## Task to complete
Skip every picture, then write out exactly the lines of the listing below from the line that contains "Output a JSON" through the final line.

[Dataset records]
=======

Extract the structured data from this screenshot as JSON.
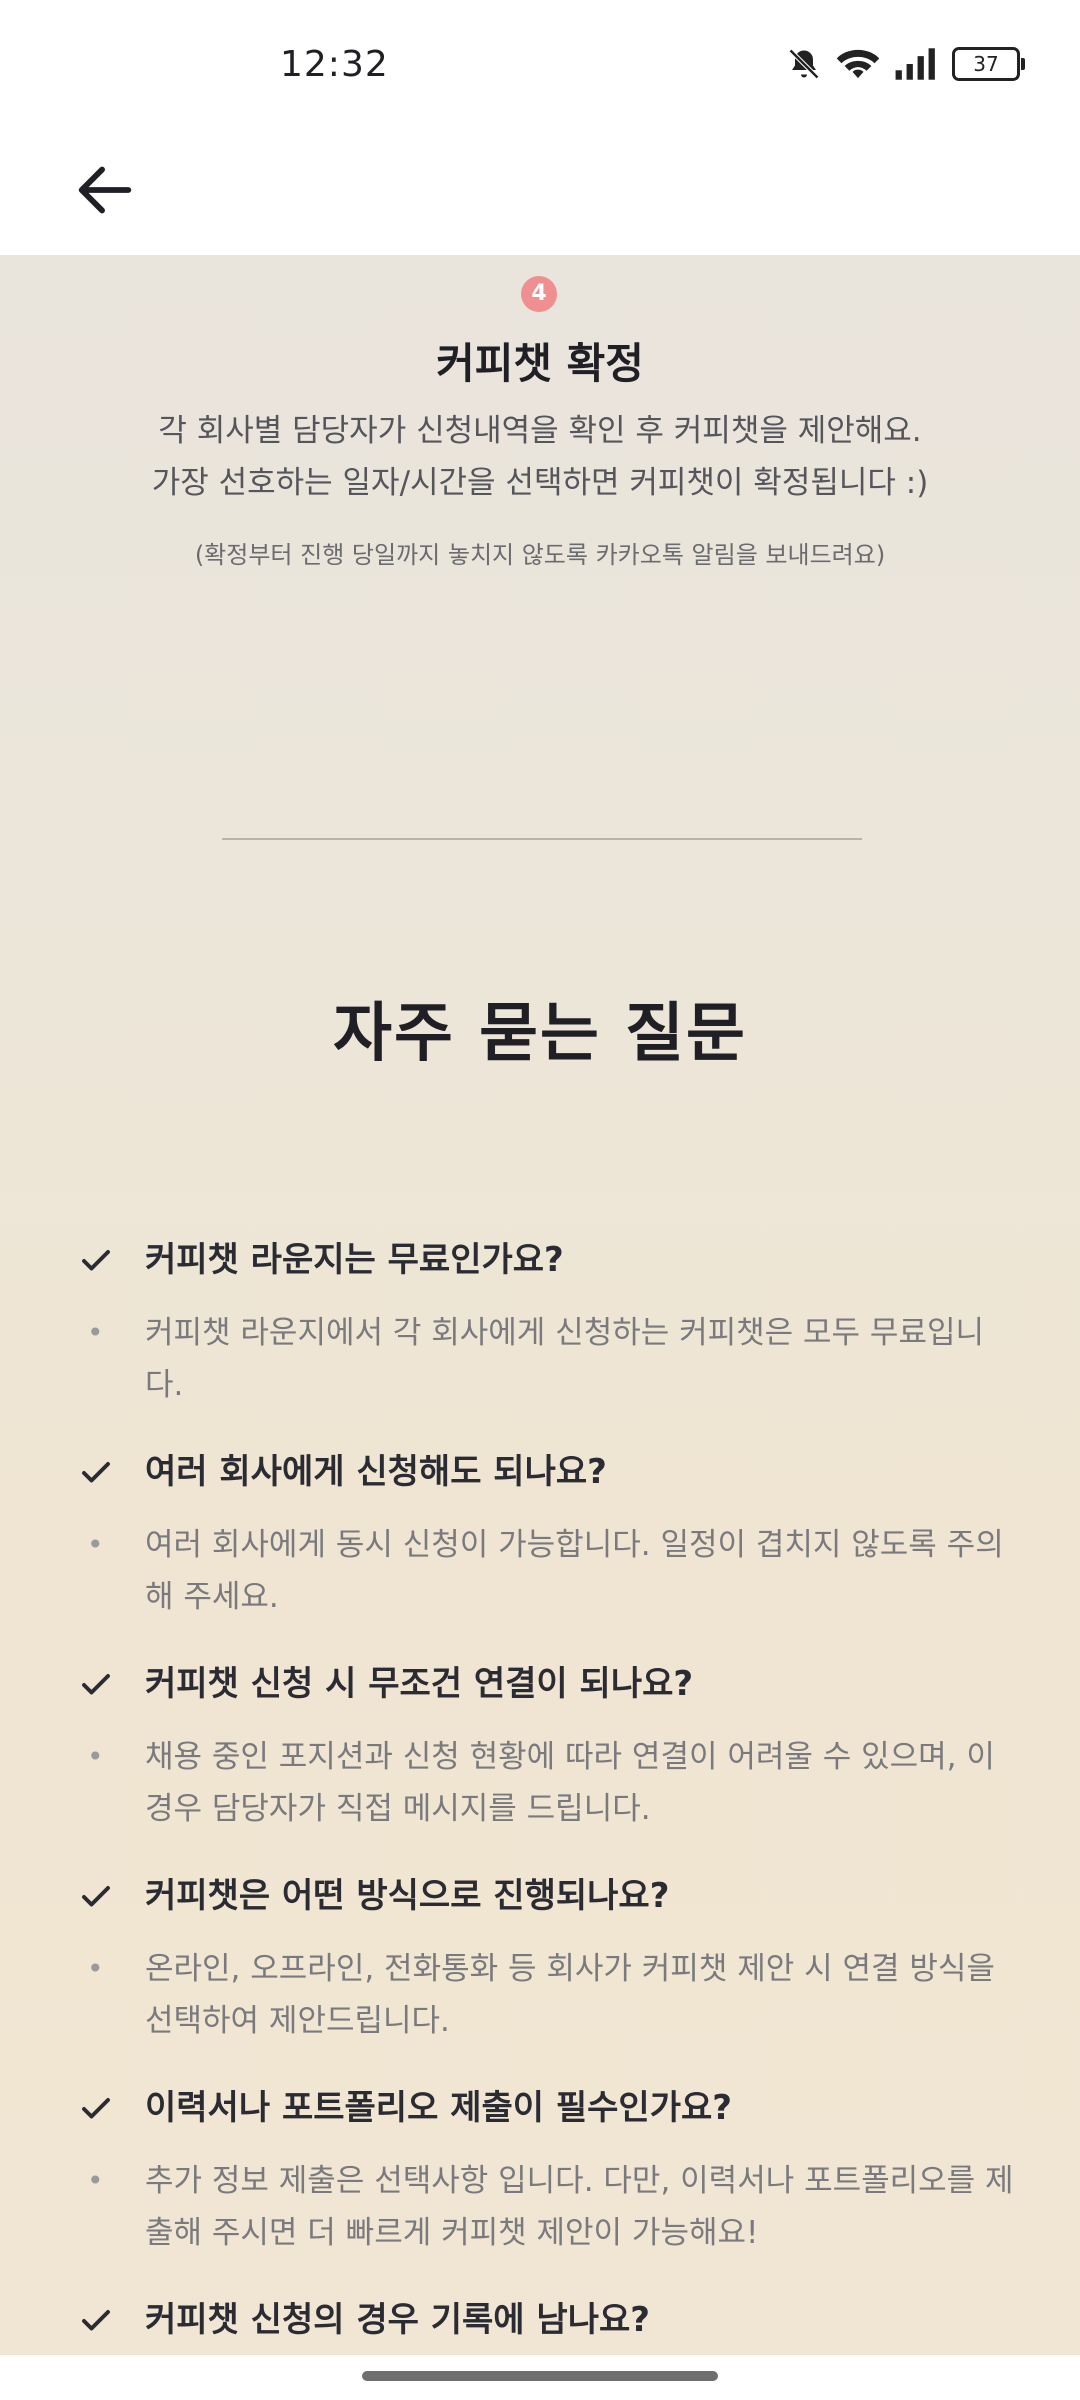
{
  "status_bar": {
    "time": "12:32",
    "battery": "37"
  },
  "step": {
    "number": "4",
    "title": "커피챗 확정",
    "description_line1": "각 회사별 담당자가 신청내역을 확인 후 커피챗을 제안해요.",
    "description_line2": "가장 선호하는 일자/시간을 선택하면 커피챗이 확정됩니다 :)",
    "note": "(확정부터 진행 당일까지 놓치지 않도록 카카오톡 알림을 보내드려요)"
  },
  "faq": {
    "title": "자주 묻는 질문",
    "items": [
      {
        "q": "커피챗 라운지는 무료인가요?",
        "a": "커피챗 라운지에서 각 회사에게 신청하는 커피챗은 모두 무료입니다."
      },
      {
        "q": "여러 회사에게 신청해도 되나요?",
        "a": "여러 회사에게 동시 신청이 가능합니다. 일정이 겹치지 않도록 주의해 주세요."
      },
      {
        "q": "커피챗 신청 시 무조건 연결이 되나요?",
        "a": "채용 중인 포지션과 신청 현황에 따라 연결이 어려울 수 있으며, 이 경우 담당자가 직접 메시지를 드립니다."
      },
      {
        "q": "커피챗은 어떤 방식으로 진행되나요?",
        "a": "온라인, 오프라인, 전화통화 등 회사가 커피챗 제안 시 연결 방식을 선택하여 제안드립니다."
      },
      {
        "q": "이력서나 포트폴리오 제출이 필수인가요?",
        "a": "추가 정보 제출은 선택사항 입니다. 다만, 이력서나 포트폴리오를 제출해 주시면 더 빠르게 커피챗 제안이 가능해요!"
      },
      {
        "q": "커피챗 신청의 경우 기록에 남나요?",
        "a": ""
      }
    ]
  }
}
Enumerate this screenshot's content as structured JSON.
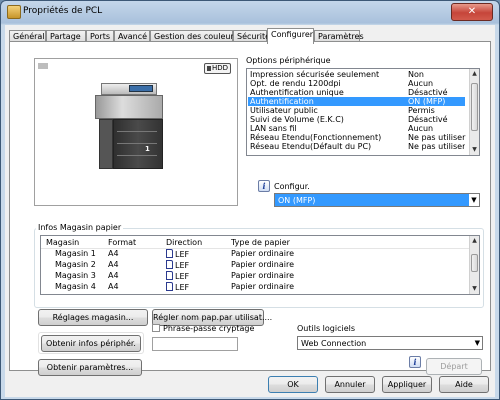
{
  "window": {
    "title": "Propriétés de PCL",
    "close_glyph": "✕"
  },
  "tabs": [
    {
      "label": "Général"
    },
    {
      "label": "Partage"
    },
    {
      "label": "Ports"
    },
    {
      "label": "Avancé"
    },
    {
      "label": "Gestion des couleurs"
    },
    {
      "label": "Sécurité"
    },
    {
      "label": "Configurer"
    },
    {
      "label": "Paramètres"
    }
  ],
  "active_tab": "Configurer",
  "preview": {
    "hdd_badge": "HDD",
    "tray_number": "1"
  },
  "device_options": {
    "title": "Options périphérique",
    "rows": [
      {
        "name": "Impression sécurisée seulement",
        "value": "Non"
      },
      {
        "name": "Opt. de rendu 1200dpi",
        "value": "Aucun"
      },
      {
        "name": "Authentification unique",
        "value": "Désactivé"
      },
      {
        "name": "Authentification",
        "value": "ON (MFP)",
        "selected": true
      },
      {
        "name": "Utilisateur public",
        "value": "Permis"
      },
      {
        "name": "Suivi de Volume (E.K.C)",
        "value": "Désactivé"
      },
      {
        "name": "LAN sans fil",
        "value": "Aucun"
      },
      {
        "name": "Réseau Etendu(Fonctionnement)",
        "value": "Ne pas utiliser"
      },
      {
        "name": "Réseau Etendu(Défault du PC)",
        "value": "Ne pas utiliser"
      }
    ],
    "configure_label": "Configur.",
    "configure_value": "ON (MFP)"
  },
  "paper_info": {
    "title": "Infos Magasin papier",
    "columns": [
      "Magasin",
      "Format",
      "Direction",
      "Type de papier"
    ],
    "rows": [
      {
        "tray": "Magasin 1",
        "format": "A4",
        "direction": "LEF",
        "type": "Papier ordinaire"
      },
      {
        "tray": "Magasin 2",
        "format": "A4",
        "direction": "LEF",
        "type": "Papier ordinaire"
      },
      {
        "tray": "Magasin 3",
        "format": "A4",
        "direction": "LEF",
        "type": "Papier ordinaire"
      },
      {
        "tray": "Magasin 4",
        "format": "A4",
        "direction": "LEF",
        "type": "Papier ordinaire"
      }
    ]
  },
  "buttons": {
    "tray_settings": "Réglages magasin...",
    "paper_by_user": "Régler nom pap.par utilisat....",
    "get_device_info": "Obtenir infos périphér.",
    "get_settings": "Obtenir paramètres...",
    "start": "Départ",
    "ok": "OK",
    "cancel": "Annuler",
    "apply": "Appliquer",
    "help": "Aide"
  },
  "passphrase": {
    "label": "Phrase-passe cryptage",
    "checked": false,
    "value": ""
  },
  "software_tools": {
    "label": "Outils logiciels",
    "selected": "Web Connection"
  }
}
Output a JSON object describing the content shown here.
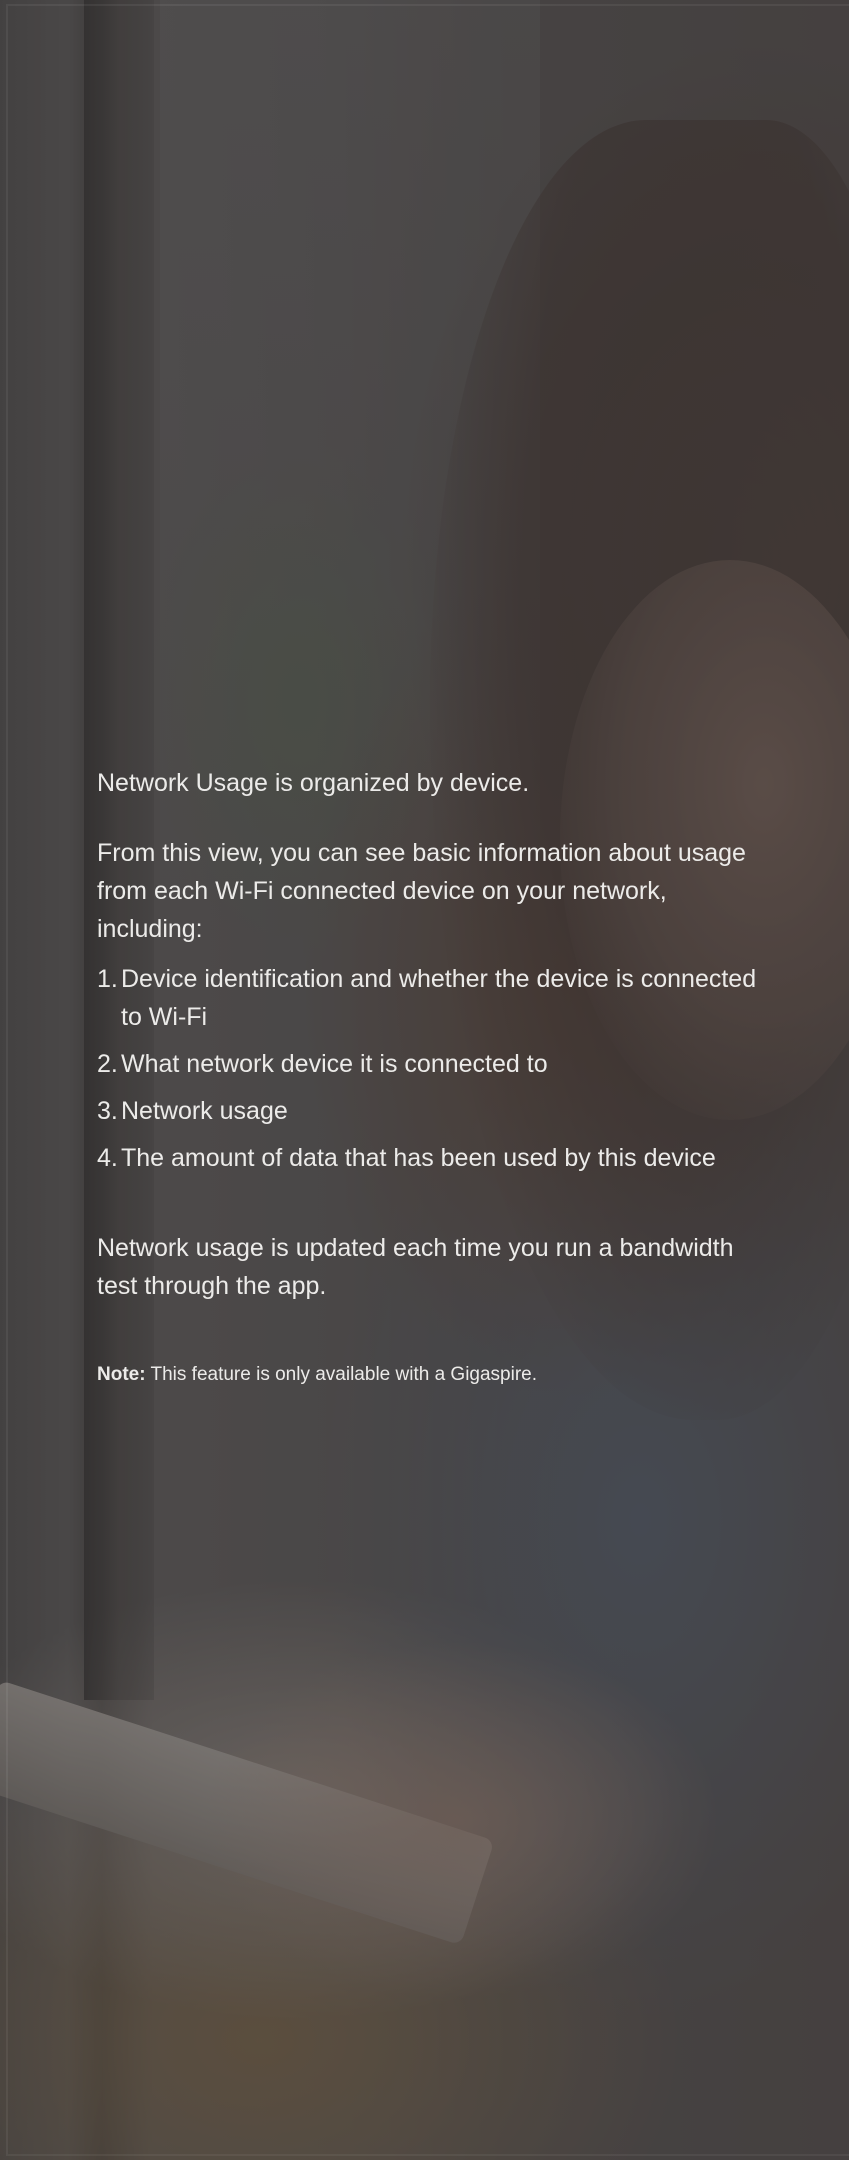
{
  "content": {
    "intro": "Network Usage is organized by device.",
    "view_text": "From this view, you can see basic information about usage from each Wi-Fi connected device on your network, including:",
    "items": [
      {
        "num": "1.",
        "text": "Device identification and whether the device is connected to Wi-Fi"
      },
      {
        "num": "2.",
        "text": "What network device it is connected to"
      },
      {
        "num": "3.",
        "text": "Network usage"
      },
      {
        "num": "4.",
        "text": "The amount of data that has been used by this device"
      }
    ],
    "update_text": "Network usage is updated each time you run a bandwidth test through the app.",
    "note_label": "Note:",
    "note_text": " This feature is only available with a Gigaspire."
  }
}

=======

## Reply to the task
Output a JSON object describing the content shown here.
{
  "content": {
    "intro": "Network Usage is organized by device.",
    "view_text": "From this view, you can see basic information about usage from each Wi-Fi connected device on your network, including:",
    "items": [
      {
        "num": "1.",
        "text": "Device identification and whether the device is connected to Wi-Fi"
      },
      {
        "num": "2.",
        "text": "What network device it is connected to"
      },
      {
        "num": "3.",
        "text": "Network usage"
      },
      {
        "num": "4.",
        "text": "The amount of data that has been used by this device"
      }
    ],
    "update_text": "Network usage is updated each time you run a bandwidth test through the app.",
    "note_label": "Note:",
    "note_text": " This feature is only available with a Gigaspire."
  }
}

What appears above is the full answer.